DIRECTIONS: Return each line containing the string "JSON".
···
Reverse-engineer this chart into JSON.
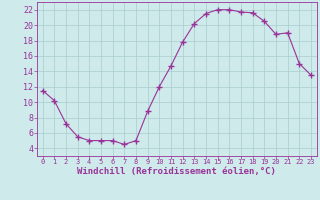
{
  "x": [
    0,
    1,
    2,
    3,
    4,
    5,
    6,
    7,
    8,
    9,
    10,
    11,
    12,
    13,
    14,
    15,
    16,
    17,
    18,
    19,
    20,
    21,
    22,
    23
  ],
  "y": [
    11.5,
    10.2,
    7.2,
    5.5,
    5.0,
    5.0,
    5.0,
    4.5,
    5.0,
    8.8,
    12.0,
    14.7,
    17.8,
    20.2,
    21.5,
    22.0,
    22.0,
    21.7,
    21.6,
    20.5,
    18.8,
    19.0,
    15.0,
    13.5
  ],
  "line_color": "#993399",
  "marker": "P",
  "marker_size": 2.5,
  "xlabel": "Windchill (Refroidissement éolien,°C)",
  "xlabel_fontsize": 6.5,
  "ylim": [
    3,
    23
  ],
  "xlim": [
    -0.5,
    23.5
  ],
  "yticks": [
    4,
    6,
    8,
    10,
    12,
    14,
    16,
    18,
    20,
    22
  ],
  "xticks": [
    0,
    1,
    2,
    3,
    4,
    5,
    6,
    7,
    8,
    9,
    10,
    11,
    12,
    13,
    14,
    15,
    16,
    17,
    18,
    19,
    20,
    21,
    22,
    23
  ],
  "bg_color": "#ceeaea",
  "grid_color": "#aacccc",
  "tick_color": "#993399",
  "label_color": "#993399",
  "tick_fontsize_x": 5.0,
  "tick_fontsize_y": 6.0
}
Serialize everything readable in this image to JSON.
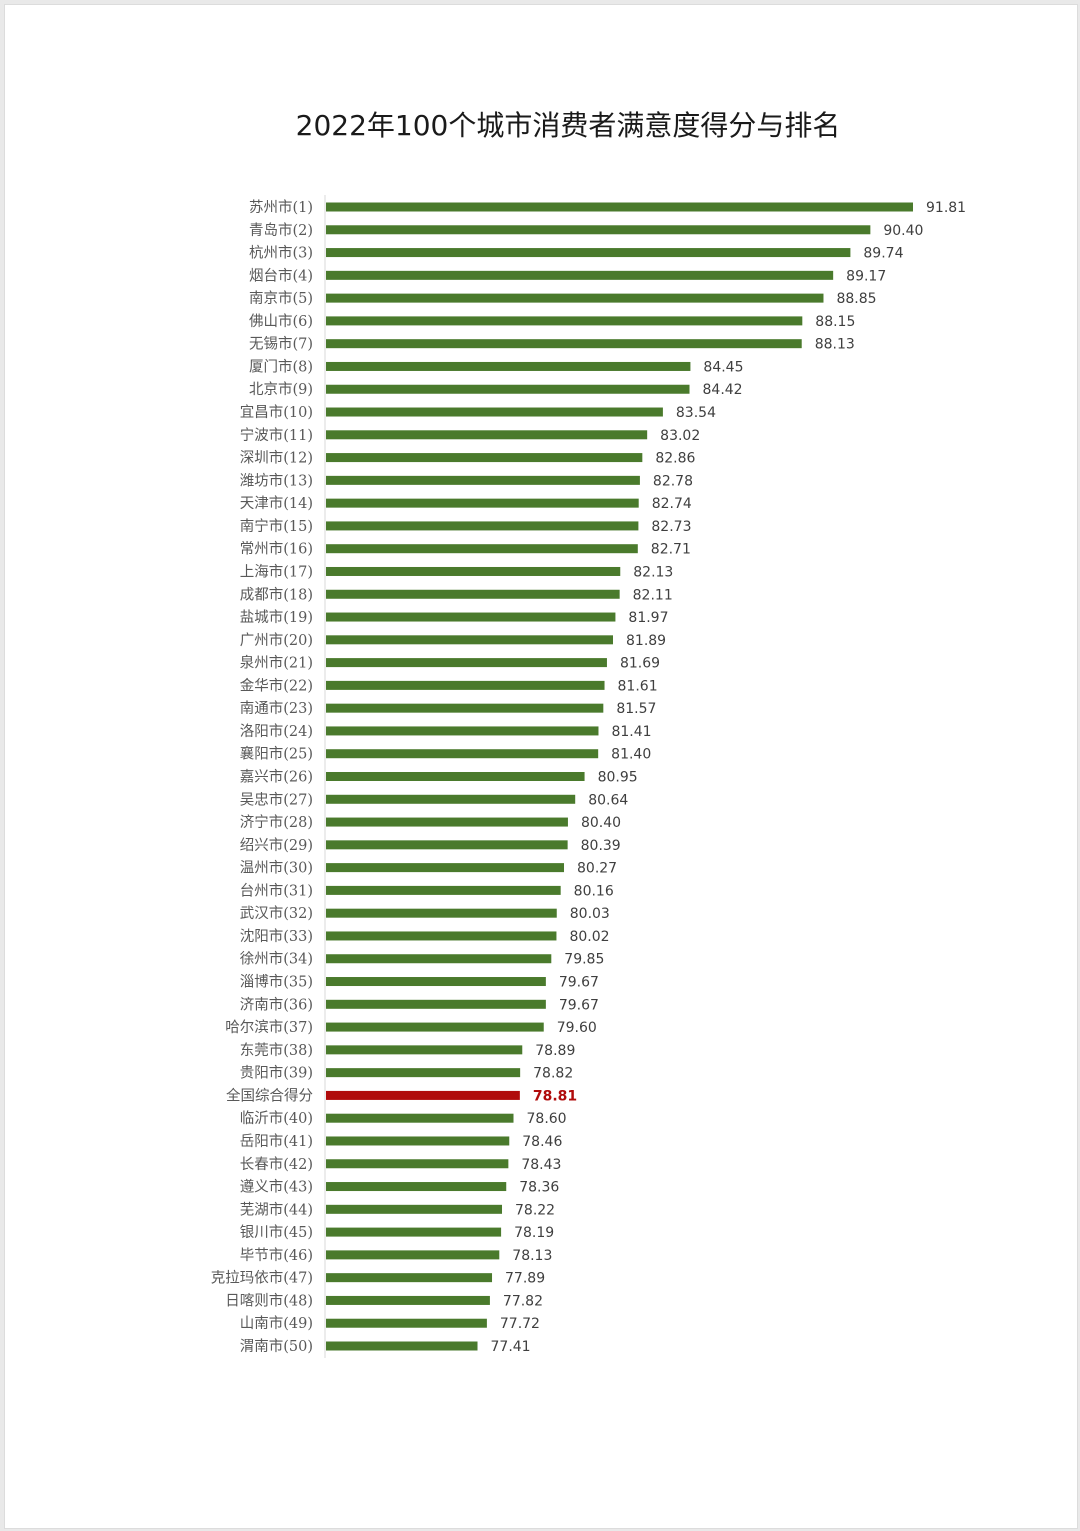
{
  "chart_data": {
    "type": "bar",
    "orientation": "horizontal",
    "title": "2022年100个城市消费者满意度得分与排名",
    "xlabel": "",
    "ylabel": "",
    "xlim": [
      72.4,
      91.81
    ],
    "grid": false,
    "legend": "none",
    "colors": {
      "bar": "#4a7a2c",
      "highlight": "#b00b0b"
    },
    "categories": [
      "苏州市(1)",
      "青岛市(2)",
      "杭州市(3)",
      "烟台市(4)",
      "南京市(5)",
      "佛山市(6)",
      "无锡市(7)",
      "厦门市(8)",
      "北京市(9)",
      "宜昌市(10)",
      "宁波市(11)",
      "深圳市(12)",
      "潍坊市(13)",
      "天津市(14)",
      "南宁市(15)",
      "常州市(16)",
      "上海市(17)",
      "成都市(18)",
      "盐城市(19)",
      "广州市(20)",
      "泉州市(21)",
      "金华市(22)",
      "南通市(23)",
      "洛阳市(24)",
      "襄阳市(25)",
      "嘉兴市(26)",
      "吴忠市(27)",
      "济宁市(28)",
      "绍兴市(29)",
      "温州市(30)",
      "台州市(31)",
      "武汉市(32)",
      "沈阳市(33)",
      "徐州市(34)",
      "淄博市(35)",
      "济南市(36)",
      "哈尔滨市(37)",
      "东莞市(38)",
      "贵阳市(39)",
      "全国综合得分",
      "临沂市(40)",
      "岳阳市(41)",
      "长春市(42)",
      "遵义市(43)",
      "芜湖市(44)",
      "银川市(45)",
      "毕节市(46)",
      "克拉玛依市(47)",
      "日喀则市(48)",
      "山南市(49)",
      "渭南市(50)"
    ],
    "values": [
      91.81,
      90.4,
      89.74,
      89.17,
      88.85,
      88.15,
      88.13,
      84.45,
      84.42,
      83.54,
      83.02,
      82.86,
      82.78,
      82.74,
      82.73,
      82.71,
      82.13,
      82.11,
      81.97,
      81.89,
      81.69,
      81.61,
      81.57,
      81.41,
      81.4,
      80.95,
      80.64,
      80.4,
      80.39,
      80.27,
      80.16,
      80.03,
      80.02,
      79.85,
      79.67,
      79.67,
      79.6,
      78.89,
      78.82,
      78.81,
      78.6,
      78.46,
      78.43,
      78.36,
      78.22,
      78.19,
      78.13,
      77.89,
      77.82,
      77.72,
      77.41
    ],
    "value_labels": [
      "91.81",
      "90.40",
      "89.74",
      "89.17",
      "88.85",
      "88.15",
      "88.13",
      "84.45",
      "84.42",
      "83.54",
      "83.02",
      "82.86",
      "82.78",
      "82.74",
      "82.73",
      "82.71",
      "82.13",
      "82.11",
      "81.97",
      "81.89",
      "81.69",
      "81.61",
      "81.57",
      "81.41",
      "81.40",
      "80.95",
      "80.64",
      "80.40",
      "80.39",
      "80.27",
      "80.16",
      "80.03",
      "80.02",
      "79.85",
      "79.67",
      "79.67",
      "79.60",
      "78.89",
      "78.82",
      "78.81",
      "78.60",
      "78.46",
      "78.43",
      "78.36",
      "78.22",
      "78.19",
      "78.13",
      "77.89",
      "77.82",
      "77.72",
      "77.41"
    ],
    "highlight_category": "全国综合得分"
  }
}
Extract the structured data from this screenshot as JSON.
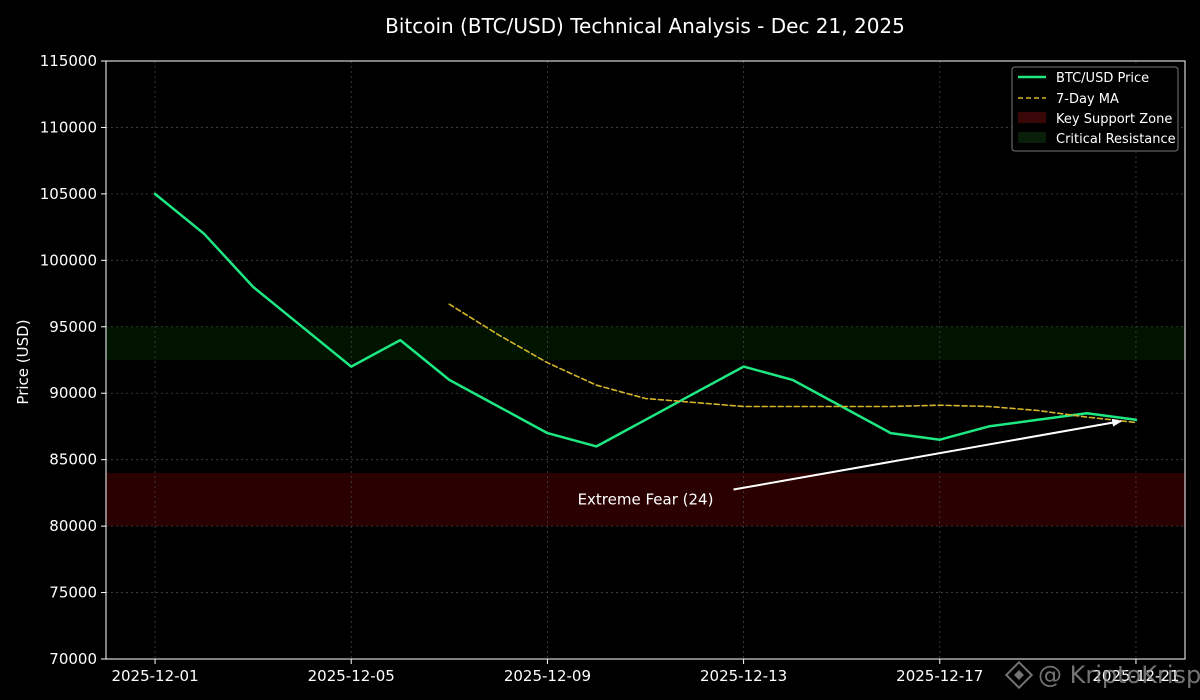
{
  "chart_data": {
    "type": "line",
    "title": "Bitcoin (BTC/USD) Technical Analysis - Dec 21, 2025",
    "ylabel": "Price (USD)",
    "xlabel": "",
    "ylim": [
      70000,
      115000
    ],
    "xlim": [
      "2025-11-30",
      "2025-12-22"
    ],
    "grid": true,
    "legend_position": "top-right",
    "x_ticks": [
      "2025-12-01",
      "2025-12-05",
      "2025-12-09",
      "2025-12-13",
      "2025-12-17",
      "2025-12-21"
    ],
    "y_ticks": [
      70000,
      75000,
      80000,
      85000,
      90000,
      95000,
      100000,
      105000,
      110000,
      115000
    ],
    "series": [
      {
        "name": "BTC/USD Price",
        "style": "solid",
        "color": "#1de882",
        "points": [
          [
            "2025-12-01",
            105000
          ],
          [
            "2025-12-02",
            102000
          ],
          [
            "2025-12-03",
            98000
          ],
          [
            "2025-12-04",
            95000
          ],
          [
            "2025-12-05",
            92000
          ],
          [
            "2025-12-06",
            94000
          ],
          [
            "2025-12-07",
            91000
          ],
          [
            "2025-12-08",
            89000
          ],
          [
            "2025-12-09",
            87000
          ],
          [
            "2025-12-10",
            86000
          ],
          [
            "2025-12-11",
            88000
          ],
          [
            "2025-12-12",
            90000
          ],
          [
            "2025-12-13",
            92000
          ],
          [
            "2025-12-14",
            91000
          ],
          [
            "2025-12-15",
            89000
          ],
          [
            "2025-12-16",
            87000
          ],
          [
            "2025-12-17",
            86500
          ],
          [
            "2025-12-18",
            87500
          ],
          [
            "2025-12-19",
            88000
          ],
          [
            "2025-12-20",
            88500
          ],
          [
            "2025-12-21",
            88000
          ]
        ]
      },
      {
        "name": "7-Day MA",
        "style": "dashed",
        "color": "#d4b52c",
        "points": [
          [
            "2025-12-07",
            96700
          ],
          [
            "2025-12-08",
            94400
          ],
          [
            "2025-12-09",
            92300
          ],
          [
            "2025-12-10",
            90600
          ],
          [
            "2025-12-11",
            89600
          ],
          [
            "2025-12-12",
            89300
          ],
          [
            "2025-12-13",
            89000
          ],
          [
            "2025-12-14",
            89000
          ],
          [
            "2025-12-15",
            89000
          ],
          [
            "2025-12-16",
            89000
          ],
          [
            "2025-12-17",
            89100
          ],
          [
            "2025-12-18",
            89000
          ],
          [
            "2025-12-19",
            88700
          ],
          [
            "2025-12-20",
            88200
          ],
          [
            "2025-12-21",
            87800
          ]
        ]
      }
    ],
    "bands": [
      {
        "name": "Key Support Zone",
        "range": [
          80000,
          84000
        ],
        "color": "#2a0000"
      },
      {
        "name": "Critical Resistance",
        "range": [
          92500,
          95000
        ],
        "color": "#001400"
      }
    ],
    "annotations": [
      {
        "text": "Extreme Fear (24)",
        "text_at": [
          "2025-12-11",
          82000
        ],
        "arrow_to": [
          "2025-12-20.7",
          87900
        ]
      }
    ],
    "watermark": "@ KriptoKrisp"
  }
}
···
FULL RESPONSE:
Reverse-engineer this chart into JSON.
Serialize everything readable in this image to JSON.
Extract the structured data from this screenshot as JSON.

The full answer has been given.